### Requirements:
Filter the records below and copy every line containing the word "oběd".

### Dataset items:
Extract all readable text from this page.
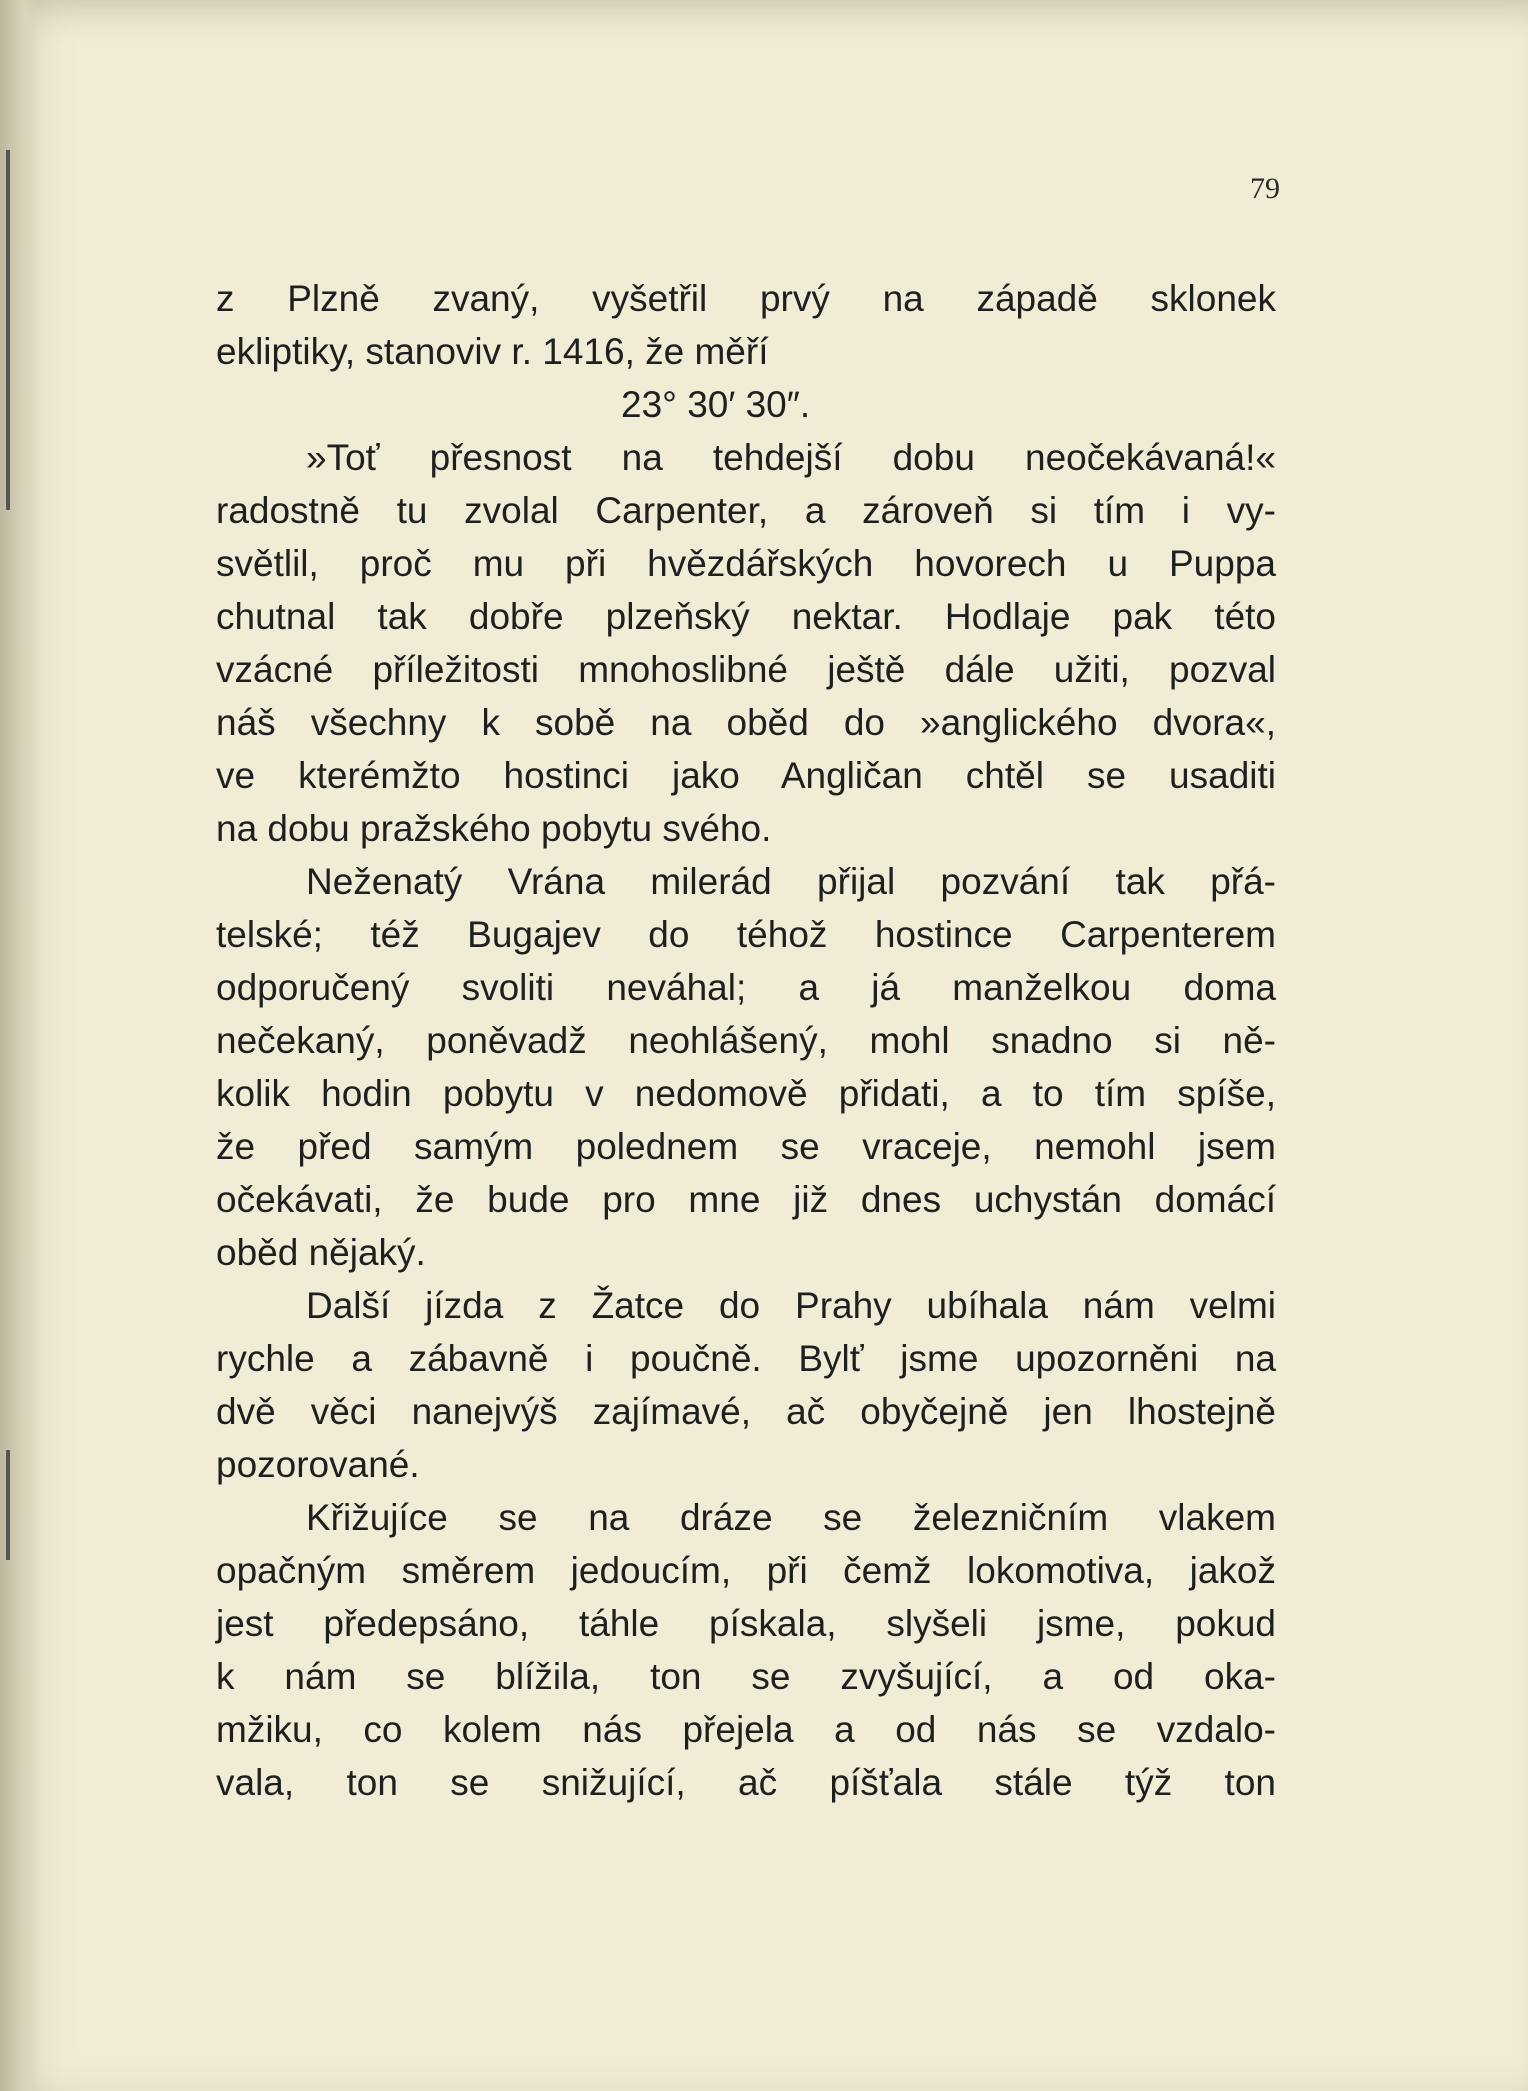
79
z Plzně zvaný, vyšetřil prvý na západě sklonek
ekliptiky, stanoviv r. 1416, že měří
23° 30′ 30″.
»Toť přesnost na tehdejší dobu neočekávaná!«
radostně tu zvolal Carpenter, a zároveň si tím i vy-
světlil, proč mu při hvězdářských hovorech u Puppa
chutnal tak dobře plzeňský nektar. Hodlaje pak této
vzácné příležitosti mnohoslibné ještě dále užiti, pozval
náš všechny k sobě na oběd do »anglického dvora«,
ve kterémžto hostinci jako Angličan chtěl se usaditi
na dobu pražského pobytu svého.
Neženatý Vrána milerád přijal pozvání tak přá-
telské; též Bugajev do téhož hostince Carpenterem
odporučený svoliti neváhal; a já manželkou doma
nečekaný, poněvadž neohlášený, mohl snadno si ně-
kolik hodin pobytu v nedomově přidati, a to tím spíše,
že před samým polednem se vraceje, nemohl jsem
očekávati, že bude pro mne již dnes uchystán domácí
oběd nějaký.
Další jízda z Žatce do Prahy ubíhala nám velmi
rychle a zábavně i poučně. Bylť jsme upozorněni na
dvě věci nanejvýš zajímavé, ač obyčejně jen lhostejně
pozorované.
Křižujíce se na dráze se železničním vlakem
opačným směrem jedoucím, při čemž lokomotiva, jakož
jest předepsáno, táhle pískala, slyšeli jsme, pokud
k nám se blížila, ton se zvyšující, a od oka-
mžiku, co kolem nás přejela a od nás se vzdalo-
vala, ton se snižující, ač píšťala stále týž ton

...

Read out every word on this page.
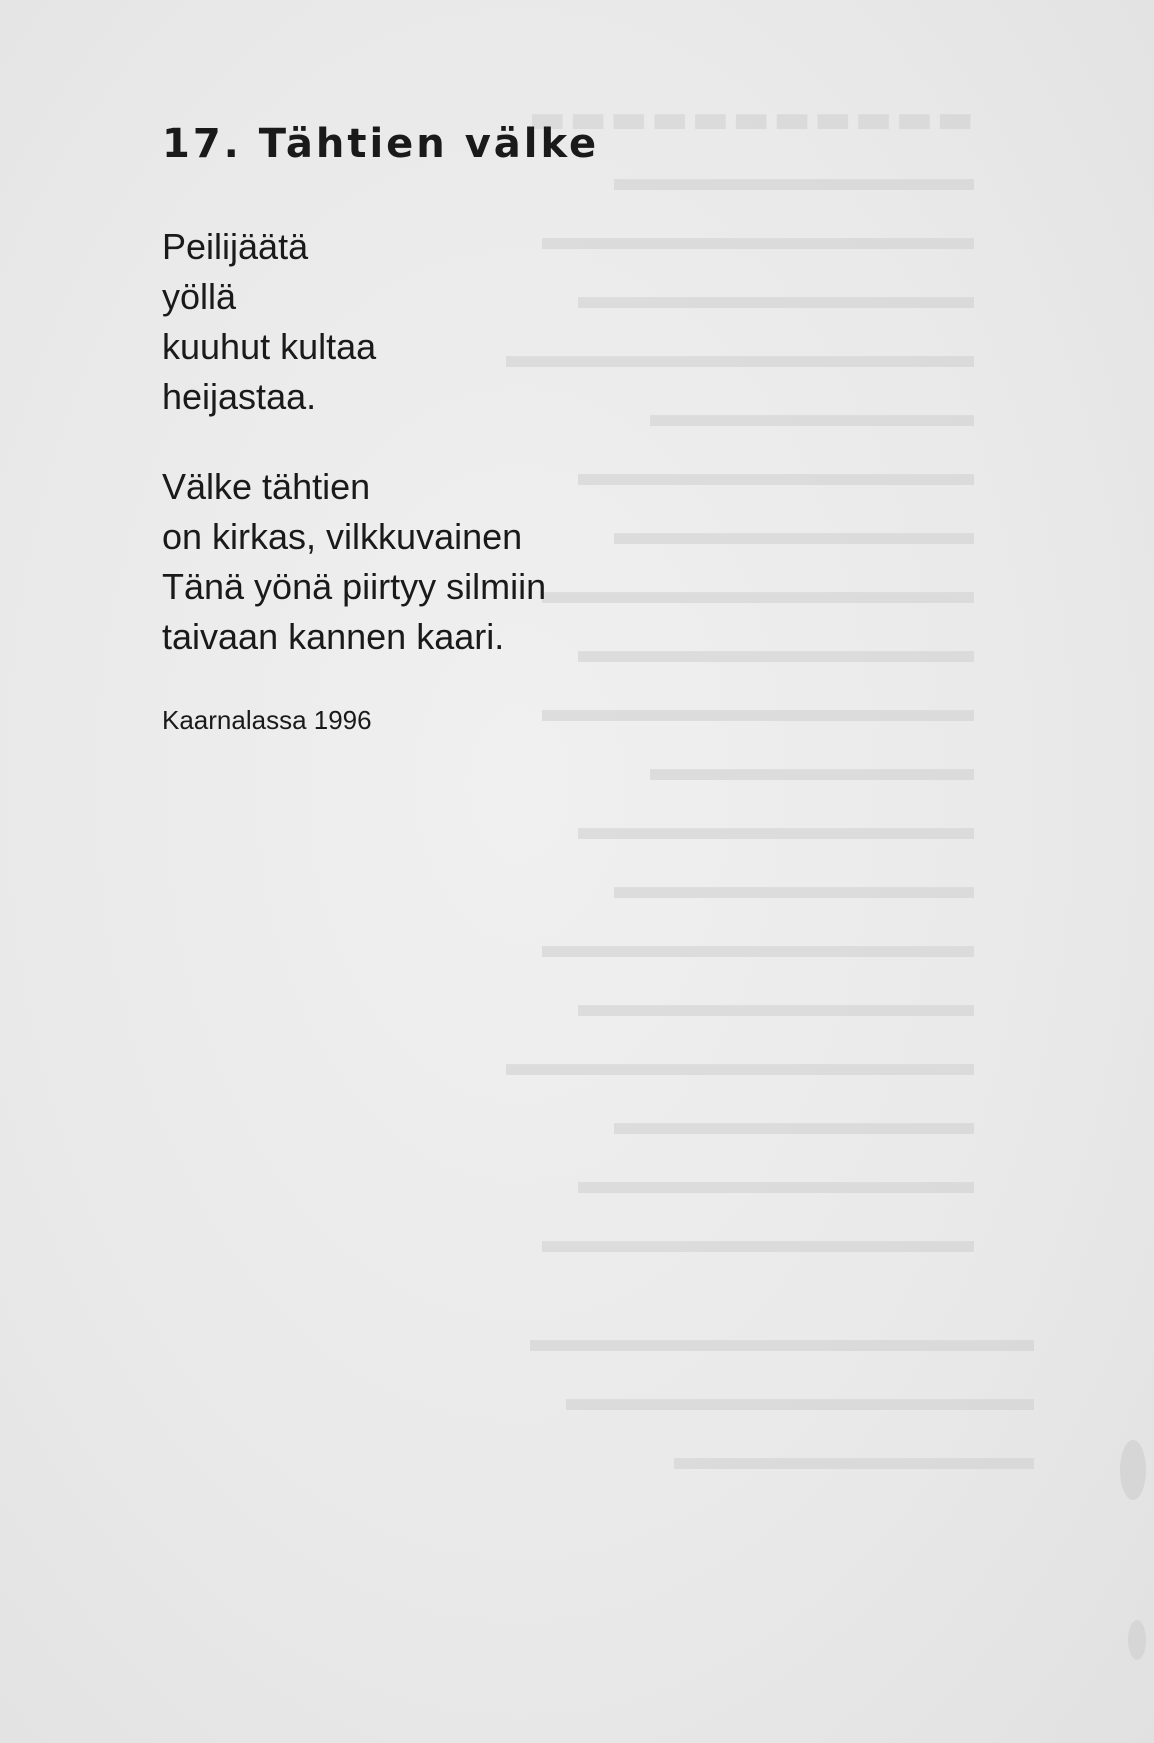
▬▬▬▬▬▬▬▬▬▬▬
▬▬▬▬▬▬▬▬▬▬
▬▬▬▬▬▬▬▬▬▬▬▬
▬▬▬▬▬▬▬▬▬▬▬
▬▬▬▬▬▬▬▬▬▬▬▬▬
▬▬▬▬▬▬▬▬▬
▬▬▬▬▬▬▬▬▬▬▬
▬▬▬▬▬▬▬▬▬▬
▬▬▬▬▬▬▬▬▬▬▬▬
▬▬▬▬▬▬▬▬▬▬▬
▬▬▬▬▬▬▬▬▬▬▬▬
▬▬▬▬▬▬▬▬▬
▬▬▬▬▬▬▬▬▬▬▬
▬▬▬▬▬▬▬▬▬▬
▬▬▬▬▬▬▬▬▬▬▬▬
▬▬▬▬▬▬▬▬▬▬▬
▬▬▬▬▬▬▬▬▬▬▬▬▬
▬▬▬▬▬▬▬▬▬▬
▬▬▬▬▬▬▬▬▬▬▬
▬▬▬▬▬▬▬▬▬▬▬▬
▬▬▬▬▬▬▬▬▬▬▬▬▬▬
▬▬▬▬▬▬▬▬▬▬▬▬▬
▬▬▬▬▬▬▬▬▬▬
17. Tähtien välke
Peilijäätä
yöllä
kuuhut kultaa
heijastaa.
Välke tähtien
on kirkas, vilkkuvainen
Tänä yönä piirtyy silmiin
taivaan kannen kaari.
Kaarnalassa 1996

### Written solution:
náš všechny k sobě na oběd do »anglického dvora«,
oběd nějaký.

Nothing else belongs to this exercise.